══ Task input ══

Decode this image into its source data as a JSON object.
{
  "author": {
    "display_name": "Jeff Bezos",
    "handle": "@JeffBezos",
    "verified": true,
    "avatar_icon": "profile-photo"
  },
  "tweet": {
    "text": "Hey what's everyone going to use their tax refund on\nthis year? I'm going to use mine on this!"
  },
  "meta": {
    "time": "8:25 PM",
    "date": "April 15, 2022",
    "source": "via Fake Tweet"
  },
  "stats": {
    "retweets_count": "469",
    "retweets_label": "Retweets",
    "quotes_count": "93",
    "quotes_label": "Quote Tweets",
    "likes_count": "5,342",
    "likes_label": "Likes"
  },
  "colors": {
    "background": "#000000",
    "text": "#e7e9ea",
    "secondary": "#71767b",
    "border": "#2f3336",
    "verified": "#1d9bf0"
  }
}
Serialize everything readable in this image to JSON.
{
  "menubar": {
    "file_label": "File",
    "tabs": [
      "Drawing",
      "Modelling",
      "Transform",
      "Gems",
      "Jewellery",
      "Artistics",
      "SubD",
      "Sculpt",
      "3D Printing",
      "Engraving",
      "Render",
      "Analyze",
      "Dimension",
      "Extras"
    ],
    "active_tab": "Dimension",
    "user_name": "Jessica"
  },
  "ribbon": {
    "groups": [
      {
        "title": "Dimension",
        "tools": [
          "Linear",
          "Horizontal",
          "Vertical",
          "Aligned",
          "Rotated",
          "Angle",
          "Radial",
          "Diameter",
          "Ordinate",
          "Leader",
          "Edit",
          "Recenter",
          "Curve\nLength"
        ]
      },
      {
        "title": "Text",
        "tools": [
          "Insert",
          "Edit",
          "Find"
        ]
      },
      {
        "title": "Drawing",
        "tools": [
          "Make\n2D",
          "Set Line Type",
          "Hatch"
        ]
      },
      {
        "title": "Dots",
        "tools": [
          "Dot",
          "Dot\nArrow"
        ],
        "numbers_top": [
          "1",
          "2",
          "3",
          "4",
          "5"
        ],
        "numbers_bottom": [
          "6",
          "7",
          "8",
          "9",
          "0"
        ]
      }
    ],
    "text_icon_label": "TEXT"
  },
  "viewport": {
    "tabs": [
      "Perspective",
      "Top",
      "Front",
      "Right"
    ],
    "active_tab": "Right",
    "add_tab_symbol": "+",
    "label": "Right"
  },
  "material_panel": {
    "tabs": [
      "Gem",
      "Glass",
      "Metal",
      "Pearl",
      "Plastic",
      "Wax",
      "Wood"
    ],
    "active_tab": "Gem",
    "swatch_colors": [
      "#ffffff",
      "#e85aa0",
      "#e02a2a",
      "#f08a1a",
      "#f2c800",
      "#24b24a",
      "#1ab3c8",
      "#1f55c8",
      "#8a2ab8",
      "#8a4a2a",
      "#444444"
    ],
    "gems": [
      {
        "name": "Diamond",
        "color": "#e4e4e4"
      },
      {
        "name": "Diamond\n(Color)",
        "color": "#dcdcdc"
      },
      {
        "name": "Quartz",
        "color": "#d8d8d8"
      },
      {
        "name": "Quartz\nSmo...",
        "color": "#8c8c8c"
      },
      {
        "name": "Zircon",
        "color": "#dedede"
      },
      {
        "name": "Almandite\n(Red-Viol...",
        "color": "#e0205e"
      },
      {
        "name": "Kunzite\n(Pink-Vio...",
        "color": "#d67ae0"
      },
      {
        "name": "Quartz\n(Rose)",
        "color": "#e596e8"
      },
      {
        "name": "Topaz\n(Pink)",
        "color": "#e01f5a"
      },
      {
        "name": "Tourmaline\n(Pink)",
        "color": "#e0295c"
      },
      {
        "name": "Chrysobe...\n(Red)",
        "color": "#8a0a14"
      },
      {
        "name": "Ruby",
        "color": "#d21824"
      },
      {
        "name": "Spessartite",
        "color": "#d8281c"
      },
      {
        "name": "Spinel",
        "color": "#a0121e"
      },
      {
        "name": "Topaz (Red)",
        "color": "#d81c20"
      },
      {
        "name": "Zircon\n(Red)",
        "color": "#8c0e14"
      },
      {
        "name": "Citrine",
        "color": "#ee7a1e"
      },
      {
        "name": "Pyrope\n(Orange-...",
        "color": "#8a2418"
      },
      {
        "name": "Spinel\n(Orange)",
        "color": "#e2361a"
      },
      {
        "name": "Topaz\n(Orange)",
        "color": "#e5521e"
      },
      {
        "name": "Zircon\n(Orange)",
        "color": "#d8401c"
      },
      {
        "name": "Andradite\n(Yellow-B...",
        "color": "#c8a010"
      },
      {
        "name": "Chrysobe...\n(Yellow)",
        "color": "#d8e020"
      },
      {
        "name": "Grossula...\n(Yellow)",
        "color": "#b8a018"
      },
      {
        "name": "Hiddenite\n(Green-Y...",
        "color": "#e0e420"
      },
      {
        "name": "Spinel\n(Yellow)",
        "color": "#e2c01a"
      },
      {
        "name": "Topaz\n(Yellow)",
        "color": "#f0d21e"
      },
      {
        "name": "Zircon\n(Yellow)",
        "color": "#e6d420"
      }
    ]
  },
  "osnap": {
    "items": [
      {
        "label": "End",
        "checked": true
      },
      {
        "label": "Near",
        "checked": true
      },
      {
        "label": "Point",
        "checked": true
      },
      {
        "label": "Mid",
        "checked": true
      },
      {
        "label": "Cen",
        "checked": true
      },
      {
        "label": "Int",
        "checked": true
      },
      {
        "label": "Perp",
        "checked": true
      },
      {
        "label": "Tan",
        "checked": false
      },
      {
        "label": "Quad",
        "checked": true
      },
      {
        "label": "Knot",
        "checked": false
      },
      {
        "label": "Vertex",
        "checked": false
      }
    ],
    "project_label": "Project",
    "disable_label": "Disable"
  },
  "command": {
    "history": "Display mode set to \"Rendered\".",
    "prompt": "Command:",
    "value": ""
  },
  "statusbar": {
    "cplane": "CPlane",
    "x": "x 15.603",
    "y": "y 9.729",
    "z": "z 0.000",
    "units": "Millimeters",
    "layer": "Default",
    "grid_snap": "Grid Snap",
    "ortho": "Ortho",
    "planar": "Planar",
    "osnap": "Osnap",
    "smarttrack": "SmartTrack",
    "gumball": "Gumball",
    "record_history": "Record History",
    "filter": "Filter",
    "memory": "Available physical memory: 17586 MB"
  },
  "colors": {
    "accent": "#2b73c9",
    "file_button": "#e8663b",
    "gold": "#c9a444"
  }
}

═══

* _Problem to solve_
Find every line in the listing that holds the string "title", then say how many there are as a bare number.

* _Written answer_
4